*** Data entries

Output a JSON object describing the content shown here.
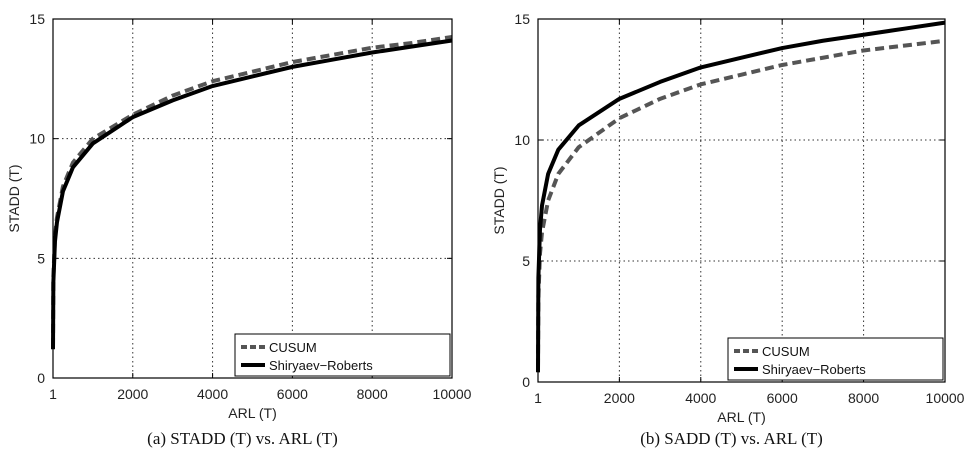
{
  "chart_data": [
    {
      "type": "line",
      "caption": "(a) STADD (T) vs. ARL (T)",
      "xlabel": "ARL (T)",
      "ylabel": "STADD (T)",
      "xlim": [
        1,
        10000
      ],
      "ylim": [
        0,
        15
      ],
      "xticks": [
        "1",
        "2000",
        "4000",
        "6000",
        "8000",
        "10000"
      ],
      "yticks": [
        "0",
        "5",
        "10",
        "15"
      ],
      "grid": true,
      "legend_position": "bottom-right",
      "series": [
        {
          "name": "CUSUM",
          "style": "dashed",
          "color": "#555555",
          "x": [
            1,
            10,
            50,
            100,
            250,
            500,
            1000,
            2000,
            3000,
            4000,
            5000,
            6000,
            7000,
            8000,
            9000,
            10000
          ],
          "y": [
            1.3,
            4.2,
            5.9,
            6.7,
            8.0,
            9.0,
            10.0,
            11.0,
            11.8,
            12.4,
            12.8,
            13.2,
            13.5,
            13.8,
            14.0,
            14.25
          ]
        },
        {
          "name": "Shiryaev−Roberts",
          "style": "solid",
          "color": "#000000",
          "x": [
            1,
            10,
            50,
            100,
            250,
            500,
            1000,
            2000,
            3000,
            4000,
            5000,
            6000,
            7000,
            8000,
            9000,
            10000
          ],
          "y": [
            1.2,
            4.0,
            5.7,
            6.5,
            7.8,
            8.8,
            9.8,
            10.9,
            11.6,
            12.2,
            12.6,
            13.0,
            13.3,
            13.6,
            13.85,
            14.1
          ]
        }
      ]
    },
    {
      "type": "line",
      "caption": "(b) SADD (T) vs. ARL (T)",
      "xlabel": "ARL (T)",
      "ylabel": "STADD (T)",
      "xlim": [
        1,
        10000
      ],
      "ylim": [
        0,
        15
      ],
      "xticks": [
        "1",
        "2000",
        "4000",
        "6000",
        "8000",
        "10000"
      ],
      "yticks": [
        "0",
        "5",
        "10",
        "15"
      ],
      "grid": true,
      "legend_position": "bottom-right",
      "series": [
        {
          "name": "CUSUM",
          "style": "dashed",
          "color": "#555555",
          "x": [
            1,
            10,
            50,
            100,
            250,
            500,
            1000,
            2000,
            3000,
            4000,
            5000,
            6000,
            7000,
            8000,
            9000,
            10000
          ],
          "y": [
            0.6,
            3.5,
            5.3,
            6.2,
            7.5,
            8.6,
            9.7,
            10.9,
            11.7,
            12.3,
            12.7,
            13.1,
            13.4,
            13.7,
            13.9,
            14.1
          ]
        },
        {
          "name": "Shiryaev−Roberts",
          "style": "solid",
          "color": "#000000",
          "x": [
            1,
            10,
            50,
            100,
            250,
            500,
            1000,
            2000,
            3000,
            4000,
            5000,
            6000,
            7000,
            8000,
            9000,
            10000
          ],
          "y": [
            0.4,
            4.3,
            6.3,
            7.3,
            8.6,
            9.6,
            10.6,
            11.7,
            12.4,
            13.0,
            13.4,
            13.8,
            14.1,
            14.35,
            14.6,
            14.85
          ]
        }
      ]
    }
  ]
}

******

Stated exercise: In your copy, leave out the pictures and reproduce the material above exactly.

Response:
Output a JSON object describing the content shown here.
{
  "chart_data": [
    {
      "type": "line",
      "caption": "(a) STADD (T) vs. ARL (T)",
      "xlabel": "ARL (T)",
      "ylabel": "STADD (T)",
      "xlim": [
        1,
        10000
      ],
      "ylim": [
        0,
        15
      ],
      "xticks": [
        "1",
        "2000",
        "4000",
        "6000",
        "8000",
        "10000"
      ],
      "yticks": [
        "0",
        "5",
        "10",
        "15"
      ],
      "grid": true,
      "legend_position": "bottom-right",
      "series": [
        {
          "name": "CUSUM",
          "style": "dashed",
          "color": "#555555",
          "x": [
            1,
            10,
            50,
            100,
            250,
            500,
            1000,
            2000,
            3000,
            4000,
            5000,
            6000,
            7000,
            8000,
            9000,
            10000
          ],
          "y": [
            1.3,
            4.2,
            5.9,
            6.7,
            8.0,
            9.0,
            10.0,
            11.0,
            11.8,
            12.4,
            12.8,
            13.2,
            13.5,
            13.8,
            14.0,
            14.25
          ]
        },
        {
          "name": "Shiryaev−Roberts",
          "style": "solid",
          "color": "#000000",
          "x": [
            1,
            10,
            50,
            100,
            250,
            500,
            1000,
            2000,
            3000,
            4000,
            5000,
            6000,
            7000,
            8000,
            9000,
            10000
          ],
          "y": [
            1.2,
            4.0,
            5.7,
            6.5,
            7.8,
            8.8,
            9.8,
            10.9,
            11.6,
            12.2,
            12.6,
            13.0,
            13.3,
            13.6,
            13.85,
            14.1
          ]
        }
      ]
    },
    {
      "type": "line",
      "caption": "(b) SADD (T) vs. ARL (T)",
      "xlabel": "ARL (T)",
      "ylabel": "STADD (T)",
      "xlim": [
        1,
        10000
      ],
      "ylim": [
        0,
        15
      ],
      "xticks": [
        "1",
        "2000",
        "4000",
        "6000",
        "8000",
        "10000"
      ],
      "yticks": [
        "0",
        "5",
        "10",
        "15"
      ],
      "grid": true,
      "legend_position": "bottom-right",
      "series": [
        {
          "name": "CUSUM",
          "style": "dashed",
          "color": "#555555",
          "x": [
            1,
            10,
            50,
            100,
            250,
            500,
            1000,
            2000,
            3000,
            4000,
            5000,
            6000,
            7000,
            8000,
            9000,
            10000
          ],
          "y": [
            0.6,
            3.5,
            5.3,
            6.2,
            7.5,
            8.6,
            9.7,
            10.9,
            11.7,
            12.3,
            12.7,
            13.1,
            13.4,
            13.7,
            13.9,
            14.1
          ]
        },
        {
          "name": "Shiryaev−Roberts",
          "style": "solid",
          "color": "#000000",
          "x": [
            1,
            10,
            50,
            100,
            250,
            500,
            1000,
            2000,
            3000,
            4000,
            5000,
            6000,
            7000,
            8000,
            9000,
            10000
          ],
          "y": [
            0.4,
            4.3,
            6.3,
            7.3,
            8.6,
            9.6,
            10.6,
            11.7,
            12.4,
            13.0,
            13.4,
            13.8,
            14.1,
            14.35,
            14.6,
            14.85
          ]
        }
      ]
    }
  ]
}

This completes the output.